*Task instructions*
Print each of the entries exactly, leaving nothing out.
━━━ Information provided ━━━
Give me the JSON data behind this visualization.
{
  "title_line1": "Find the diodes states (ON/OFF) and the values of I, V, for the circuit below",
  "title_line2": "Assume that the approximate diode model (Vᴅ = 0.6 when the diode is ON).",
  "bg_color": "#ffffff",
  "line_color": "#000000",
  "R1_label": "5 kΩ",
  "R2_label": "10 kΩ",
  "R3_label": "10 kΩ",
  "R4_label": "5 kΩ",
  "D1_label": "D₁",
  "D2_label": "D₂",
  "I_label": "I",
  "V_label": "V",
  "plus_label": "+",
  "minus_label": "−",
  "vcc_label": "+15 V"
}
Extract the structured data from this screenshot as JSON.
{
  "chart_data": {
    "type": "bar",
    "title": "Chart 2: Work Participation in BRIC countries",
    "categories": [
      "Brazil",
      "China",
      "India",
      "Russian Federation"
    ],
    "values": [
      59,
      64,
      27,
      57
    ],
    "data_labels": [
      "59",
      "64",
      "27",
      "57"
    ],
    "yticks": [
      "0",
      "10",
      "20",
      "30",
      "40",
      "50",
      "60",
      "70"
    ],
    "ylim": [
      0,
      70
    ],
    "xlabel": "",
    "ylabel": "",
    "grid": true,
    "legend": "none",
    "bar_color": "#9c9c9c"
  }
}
━━━
*Reply to the task*
Give me the JSON data behind this visualization.
{
  "title_line1": "Find the diodes states (ON/OFF) and the values of I, V, for the circuit below",
  "title_line2": "Assume that the approximate diode model (Vᴅ = 0.6 when the diode is ON).",
  "bg_color": "#ffffff",
  "line_color": "#000000",
  "R1_label": "5 kΩ",
  "R2_label": "10 kΩ",
  "R3_label": "10 kΩ",
  "R4_label": "5 kΩ",
  "D1_label": "D₁",
  "D2_label": "D₂",
  "I_label": "I",
  "V_label": "V",
  "plus_label": "+",
  "minus_label": "−",
  "vcc_label": "+15 V"
}
Extract the structured data from this screenshot as JSON.
{
  "chart_data": {
    "type": "bar",
    "title": "Chart 2: Work Participation in BRIC countries",
    "categories": [
      "Brazil",
      "China",
      "India",
      "Russian Federation"
    ],
    "values": [
      59,
      64,
      27,
      57
    ],
    "data_labels": [
      "59",
      "64",
      "27",
      "57"
    ],
    "yticks": [
      "0",
      "10",
      "20",
      "30",
      "40",
      "50",
      "60",
      "70"
    ],
    "ylim": [
      0,
      70
    ],
    "xlabel": "",
    "ylabel": "",
    "grid": true,
    "legend": "none",
    "bar_color": "#9c9c9c"
  }
}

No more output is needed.